Please write the listing below out again exactly, leaving every picture behind.

◆ ◆ ◆ ◆ ◆

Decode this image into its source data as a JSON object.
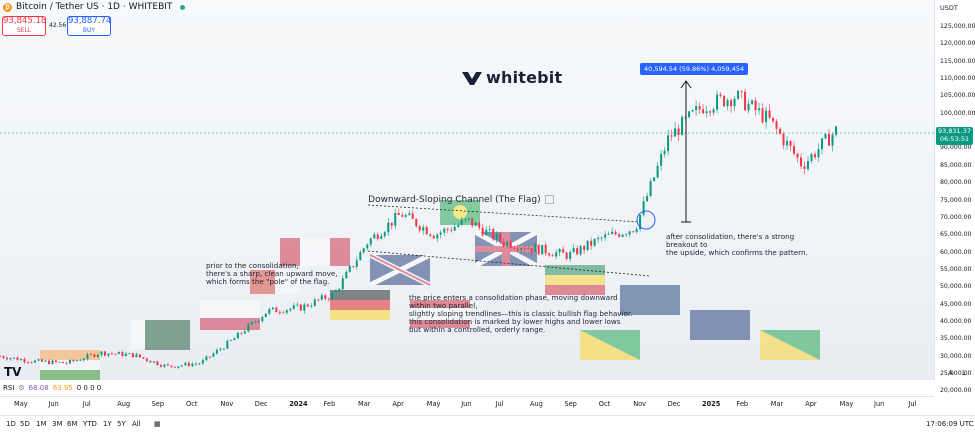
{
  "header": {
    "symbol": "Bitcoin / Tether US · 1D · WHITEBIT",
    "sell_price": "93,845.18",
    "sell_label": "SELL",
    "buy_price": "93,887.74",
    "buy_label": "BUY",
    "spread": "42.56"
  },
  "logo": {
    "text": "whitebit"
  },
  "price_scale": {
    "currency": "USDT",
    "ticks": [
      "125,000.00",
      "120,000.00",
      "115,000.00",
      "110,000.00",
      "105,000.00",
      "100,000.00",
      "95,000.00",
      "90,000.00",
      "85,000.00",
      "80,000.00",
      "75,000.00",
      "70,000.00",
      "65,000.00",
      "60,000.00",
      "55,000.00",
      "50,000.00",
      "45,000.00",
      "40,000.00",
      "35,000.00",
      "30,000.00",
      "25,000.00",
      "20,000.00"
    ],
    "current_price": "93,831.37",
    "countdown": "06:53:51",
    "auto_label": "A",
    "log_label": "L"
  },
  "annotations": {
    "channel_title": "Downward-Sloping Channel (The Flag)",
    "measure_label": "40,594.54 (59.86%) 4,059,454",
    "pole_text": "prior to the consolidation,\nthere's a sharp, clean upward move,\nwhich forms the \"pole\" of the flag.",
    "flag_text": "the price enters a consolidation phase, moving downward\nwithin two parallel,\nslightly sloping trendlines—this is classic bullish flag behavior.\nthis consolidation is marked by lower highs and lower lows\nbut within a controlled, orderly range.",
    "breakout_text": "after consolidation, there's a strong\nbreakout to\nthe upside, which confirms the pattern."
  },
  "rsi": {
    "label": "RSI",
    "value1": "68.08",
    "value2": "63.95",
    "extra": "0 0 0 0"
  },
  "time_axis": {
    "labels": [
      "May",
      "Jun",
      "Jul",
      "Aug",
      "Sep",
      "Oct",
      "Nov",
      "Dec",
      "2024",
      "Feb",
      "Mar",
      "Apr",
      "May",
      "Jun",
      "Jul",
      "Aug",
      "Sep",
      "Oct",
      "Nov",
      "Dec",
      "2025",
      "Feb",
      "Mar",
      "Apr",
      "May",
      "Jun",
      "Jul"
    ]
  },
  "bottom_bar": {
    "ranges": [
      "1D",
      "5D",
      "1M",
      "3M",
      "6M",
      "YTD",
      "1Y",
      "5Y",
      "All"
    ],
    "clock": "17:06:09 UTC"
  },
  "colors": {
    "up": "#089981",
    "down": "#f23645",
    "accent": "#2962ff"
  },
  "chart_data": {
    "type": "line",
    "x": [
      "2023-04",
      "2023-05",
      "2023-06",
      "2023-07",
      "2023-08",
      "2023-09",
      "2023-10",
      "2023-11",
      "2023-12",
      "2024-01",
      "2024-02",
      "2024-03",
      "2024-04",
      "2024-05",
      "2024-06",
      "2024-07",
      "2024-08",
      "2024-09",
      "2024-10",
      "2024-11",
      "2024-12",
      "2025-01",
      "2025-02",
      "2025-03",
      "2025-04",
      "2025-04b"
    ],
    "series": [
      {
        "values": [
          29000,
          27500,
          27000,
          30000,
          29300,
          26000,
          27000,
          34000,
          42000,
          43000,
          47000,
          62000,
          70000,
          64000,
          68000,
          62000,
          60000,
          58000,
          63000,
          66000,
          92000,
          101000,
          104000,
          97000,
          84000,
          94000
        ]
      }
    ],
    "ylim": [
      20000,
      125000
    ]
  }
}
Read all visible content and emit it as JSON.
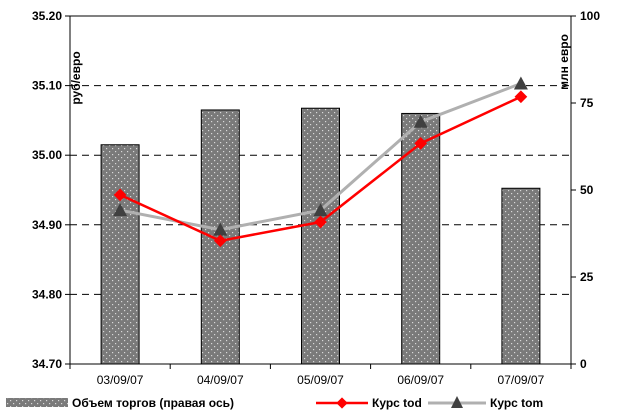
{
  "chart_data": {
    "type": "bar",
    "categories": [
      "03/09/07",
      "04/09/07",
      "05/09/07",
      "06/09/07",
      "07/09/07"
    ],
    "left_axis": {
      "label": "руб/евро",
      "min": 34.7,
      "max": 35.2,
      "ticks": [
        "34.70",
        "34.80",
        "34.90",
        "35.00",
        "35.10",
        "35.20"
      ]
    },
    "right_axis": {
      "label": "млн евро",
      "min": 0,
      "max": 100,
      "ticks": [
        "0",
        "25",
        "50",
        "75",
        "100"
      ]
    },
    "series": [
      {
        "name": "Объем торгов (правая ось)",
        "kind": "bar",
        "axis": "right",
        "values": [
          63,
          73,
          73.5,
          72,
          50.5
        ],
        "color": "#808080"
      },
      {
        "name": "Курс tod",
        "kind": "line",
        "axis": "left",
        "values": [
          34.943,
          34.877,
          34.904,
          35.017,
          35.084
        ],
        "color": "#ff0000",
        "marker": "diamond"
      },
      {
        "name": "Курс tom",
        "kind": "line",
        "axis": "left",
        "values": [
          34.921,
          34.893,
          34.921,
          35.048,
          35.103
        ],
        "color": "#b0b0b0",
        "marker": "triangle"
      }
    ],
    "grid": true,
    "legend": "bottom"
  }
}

◆ ◆ ◆ ◆ ◆

*Answer to this problem:*
Decode this image into its source data as a JSON object.
{
  "header": {
    "symbol": "Bitcoin / Tether US · 1D · WHITEBIT",
    "sell_price": "93,845.18",
    "sell_label": "SELL",
    "buy_price": "93,887.74",
    "buy_label": "BUY",
    "spread": "42.56"
  },
  "logo": {
    "text": "whitebit"
  },
  "price_scale": {
    "currency": "USDT",
    "ticks": [
      "125,000.00",
      "120,000.00",
      "115,000.00",
      "110,000.00",
      "105,000.00",
      "100,000.00",
      "95,000.00",
      "90,000.00",
      "85,000.00",
      "80,000.00",
      "75,000.00",
      "70,000.00",
      "65,000.00",
      "60,000.00",
      "55,000.00",
      "50,000.00",
      "45,000.00",
      "40,000.00",
      "35,000.00",
      "30,000.00",
      "25,000.00",
      "20,000.00"
    ],
    "current_price": "93,831.37",
    "countdown": "06:53:51",
    "auto_label": "A",
    "log_label": "L"
  },
  "annotations": {
    "channel_title": "Downward-Sloping Channel (The Flag)",
    "measure_label": "40,594.54 (59.86%) 4,059,454",
    "pole_text": "prior to the consolidation,\nthere's a sharp, clean upward move,\nwhich forms the \"pole\" of the flag.",
    "flag_text": "the price enters a consolidation phase, moving downward\nwithin two parallel,\nslightly sloping trendlines—this is classic bullish flag behavior.\nthis consolidation is marked by lower highs and lower lows\nbut within a controlled, orderly range.",
    "breakout_text": "after consolidation, there's a strong\nbreakout to\nthe upside, which confirms the pattern."
  },
  "rsi": {
    "label": "RSI",
    "value1": "68.08",
    "value2": "63.95",
    "extra": "0 0 0 0"
  },
  "time_axis": {
    "labels": [
      "May",
      "Jun",
      "Jul",
      "Aug",
      "Sep",
      "Oct",
      "Nov",
      "Dec",
      "2024",
      "Feb",
      "Mar",
      "Apr",
      "May",
      "Jun",
      "Jul",
      "Aug",
      "Sep",
      "Oct",
      "Nov",
      "Dec",
      "2025",
      "Feb",
      "Mar",
      "Apr",
      "May",
      "Jun",
      "Jul"
    ]
  },
  "bottom_bar": {
    "ranges": [
      "1D",
      "5D",
      "1M",
      "3M",
      "6M",
      "YTD",
      "1Y",
      "5Y",
      "All"
    ],
    "clock": "17:06:09 UTC"
  },
  "colors": {
    "up": "#089981",
    "down": "#f23645",
    "accent": "#2962ff"
  },
  "chart_data": {
    "type": "line",
    "x": [
      "2023-04",
      "2023-05",
      "2023-06",
      "2023-07",
      "2023-08",
      "2023-09",
      "2023-10",
      "2023-11",
      "2023-12",
      "2024-01",
      "2024-02",
      "2024-03",
      "2024-04",
      "2024-05",
      "2024-06",
      "2024-07",
      "2024-08",
      "2024-09",
      "2024-10",
      "2024-11",
      "2024-12",
      "2025-01",
      "2025-02",
      "2025-03",
      "2025-04",
      "2025-04b"
    ],
    "series": [
      {
        "values": [
          29000,
          27500,
          27000,
          30000,
          29300,
          26000,
          27000,
          34000,
          42000,
          43000,
          47000,
          62000,
          70000,
          64000,
          68000,
          62000,
          60000,
          58000,
          63000,
          66000,
          92000,
          101000,
          104000,
          97000,
          84000,
          94000
        ]
      }
    ],
    "ylim": [
      20000,
      125000
    ]
  }
}
Read all visible content and emit it as JSON.
{
  "chart_data": {
    "type": "bar",
    "categories": [
      "03/09/07",
      "04/09/07",
      "05/09/07",
      "06/09/07",
      "07/09/07"
    ],
    "left_axis": {
      "label": "руб/евро",
      "min": 34.7,
      "max": 35.2,
      "ticks": [
        "34.70",
        "34.80",
        "34.90",
        "35.00",
        "35.10",
        "35.20"
      ]
    },
    "right_axis": {
      "label": "млн евро",
      "min": 0,
      "max": 100,
      "ticks": [
        "0",
        "25",
        "50",
        "75",
        "100"
      ]
    },
    "series": [
      {
        "name": "Объем торгов (правая ось)",
        "kind": "bar",
        "axis": "right",
        "values": [
          63,
          73,
          73.5,
          72,
          50.5
        ],
        "color": "#808080"
      },
      {
        "name": "Курс tod",
        "kind": "line",
        "axis": "left",
        "values": [
          34.943,
          34.877,
          34.904,
          35.017,
          35.084
        ],
        "color": "#ff0000",
        "marker": "diamond"
      },
      {
        "name": "Курс tom",
        "kind": "line",
        "axis": "left",
        "values": [
          34.921,
          34.893,
          34.921,
          35.048,
          35.103
        ],
        "color": "#b0b0b0",
        "marker": "triangle"
      }
    ],
    "grid": true,
    "legend": "bottom"
  }
}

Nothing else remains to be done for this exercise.